--- Start ---

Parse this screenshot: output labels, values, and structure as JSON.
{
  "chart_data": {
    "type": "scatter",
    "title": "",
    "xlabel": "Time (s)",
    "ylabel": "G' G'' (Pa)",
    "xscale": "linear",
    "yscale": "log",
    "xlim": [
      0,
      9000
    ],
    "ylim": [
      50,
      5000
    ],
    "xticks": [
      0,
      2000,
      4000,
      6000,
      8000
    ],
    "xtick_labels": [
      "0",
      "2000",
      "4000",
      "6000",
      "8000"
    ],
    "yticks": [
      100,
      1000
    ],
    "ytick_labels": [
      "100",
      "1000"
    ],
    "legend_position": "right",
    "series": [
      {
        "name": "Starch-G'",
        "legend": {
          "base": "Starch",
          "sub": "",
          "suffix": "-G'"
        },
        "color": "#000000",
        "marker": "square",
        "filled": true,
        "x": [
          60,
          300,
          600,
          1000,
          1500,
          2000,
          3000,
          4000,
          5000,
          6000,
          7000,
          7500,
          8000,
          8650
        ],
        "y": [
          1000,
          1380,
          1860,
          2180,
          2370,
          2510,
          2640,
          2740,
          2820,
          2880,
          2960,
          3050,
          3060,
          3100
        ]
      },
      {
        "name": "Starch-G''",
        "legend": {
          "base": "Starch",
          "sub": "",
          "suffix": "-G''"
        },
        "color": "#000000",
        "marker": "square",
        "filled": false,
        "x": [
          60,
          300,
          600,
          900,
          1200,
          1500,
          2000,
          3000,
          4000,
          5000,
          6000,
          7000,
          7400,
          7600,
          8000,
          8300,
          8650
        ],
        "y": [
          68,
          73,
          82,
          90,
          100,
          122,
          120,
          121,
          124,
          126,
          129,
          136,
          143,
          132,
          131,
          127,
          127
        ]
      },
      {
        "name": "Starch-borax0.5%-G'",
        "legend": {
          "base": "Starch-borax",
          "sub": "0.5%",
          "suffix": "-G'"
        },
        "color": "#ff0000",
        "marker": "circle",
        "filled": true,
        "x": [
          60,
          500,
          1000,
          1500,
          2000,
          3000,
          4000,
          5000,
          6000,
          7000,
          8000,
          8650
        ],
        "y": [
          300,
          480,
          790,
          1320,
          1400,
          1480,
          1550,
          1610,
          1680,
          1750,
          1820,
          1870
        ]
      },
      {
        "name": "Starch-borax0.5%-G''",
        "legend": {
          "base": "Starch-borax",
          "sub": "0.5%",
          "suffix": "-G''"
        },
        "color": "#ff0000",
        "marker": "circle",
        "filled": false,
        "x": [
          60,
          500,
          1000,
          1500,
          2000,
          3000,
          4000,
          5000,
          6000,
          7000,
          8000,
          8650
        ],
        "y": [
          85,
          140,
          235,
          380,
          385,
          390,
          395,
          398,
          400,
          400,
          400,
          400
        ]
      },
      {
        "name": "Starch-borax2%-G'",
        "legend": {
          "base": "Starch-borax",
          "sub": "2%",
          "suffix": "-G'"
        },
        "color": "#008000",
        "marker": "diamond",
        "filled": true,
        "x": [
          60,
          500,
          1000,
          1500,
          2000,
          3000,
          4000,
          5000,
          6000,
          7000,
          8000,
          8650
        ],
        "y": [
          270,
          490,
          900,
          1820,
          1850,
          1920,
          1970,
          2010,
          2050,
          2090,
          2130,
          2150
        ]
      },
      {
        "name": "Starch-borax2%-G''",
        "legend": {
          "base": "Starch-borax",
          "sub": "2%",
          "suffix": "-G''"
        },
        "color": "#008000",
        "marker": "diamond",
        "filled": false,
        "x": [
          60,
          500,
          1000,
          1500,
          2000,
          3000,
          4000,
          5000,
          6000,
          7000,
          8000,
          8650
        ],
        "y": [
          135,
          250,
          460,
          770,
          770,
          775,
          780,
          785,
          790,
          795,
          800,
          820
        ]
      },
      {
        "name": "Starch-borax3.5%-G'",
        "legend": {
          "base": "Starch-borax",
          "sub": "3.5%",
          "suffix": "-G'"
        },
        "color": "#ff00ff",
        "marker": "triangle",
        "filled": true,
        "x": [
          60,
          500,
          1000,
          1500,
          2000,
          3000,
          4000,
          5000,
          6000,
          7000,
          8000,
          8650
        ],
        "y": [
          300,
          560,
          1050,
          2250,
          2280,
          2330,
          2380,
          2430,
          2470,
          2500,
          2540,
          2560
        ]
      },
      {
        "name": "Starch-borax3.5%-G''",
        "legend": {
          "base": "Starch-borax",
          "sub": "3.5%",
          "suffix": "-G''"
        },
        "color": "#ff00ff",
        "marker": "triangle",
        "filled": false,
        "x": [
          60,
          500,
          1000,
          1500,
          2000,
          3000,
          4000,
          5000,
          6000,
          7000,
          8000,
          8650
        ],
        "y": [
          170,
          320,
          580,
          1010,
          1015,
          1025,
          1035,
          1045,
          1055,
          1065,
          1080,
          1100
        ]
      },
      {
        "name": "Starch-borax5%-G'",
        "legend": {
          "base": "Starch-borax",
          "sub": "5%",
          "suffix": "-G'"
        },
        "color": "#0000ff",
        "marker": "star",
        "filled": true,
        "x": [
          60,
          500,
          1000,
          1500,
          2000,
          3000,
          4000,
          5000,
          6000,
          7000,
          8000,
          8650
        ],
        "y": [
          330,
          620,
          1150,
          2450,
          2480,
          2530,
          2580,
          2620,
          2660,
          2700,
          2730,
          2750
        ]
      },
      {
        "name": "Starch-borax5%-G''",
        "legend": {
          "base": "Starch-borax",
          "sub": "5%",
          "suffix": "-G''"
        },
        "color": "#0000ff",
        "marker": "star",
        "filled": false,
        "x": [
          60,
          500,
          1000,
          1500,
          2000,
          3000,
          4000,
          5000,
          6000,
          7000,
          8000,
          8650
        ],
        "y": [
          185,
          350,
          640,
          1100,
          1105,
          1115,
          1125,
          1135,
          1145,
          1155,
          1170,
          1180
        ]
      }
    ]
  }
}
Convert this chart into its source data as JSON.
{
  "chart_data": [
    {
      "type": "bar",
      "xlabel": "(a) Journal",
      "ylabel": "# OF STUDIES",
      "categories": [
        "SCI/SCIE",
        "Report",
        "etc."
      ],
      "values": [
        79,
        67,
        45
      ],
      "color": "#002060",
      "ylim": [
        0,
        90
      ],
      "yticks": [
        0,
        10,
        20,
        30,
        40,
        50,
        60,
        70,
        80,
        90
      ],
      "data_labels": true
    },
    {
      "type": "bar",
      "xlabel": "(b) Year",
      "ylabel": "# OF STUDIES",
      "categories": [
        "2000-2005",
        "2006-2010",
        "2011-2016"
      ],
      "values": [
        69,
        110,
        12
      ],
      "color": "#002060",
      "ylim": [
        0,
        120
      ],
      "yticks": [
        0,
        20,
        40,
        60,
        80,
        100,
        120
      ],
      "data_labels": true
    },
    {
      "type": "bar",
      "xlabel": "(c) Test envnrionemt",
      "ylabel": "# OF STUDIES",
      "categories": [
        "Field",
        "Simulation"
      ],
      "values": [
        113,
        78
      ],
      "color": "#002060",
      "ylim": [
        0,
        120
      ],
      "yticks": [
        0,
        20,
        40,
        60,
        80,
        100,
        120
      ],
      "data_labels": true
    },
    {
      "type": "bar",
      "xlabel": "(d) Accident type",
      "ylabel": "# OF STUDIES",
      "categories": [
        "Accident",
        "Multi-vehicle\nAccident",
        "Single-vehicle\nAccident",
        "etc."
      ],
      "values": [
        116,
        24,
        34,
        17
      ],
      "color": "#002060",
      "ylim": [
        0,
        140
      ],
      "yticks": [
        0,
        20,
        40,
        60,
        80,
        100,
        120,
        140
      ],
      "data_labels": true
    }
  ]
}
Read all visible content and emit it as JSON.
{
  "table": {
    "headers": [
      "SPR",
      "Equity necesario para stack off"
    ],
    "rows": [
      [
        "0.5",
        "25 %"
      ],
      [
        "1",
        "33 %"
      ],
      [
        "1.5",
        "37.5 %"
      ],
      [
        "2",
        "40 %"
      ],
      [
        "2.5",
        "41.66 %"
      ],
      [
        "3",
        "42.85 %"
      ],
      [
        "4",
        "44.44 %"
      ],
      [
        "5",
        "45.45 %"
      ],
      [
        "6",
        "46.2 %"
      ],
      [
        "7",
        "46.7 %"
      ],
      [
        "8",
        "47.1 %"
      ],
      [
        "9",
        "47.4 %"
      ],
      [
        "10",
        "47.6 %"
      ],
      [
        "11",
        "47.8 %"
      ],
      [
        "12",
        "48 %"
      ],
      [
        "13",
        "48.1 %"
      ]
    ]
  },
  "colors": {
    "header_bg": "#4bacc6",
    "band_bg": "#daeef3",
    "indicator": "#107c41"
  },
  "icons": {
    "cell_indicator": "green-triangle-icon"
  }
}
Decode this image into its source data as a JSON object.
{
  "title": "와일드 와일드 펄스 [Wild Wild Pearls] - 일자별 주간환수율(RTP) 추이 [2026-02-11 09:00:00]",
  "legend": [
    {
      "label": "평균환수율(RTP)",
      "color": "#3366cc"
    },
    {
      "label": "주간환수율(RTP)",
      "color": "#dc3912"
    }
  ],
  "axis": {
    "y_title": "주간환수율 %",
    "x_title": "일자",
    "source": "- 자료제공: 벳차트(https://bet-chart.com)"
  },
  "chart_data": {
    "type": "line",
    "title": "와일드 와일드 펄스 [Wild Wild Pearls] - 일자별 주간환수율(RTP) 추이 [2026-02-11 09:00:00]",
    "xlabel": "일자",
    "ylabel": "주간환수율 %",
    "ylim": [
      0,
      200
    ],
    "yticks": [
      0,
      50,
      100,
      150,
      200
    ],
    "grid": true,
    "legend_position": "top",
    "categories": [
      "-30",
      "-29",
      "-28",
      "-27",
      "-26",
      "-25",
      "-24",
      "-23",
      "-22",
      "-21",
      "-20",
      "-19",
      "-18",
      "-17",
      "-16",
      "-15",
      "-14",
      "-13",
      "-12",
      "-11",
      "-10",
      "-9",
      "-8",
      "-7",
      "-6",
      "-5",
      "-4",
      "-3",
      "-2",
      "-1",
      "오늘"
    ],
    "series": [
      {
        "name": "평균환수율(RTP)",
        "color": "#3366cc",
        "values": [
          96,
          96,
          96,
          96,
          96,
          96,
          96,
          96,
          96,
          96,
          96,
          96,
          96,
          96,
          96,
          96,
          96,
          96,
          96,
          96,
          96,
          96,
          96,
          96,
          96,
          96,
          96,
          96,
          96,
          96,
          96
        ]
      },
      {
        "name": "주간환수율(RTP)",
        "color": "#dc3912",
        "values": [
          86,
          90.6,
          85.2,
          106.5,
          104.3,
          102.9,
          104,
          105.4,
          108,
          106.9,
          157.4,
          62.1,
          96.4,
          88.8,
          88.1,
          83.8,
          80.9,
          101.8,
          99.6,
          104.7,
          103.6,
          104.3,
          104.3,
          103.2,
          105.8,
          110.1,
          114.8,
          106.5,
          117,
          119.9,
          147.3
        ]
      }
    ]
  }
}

--- End ---

__Objective__
Extract all lines of the records above that include "this".

__Complete response__
Parse this screenshot: output labels, values, and structure as JSON.
Convert this chart into its source data as JSON.
Decode this image into its source data as a JSON object.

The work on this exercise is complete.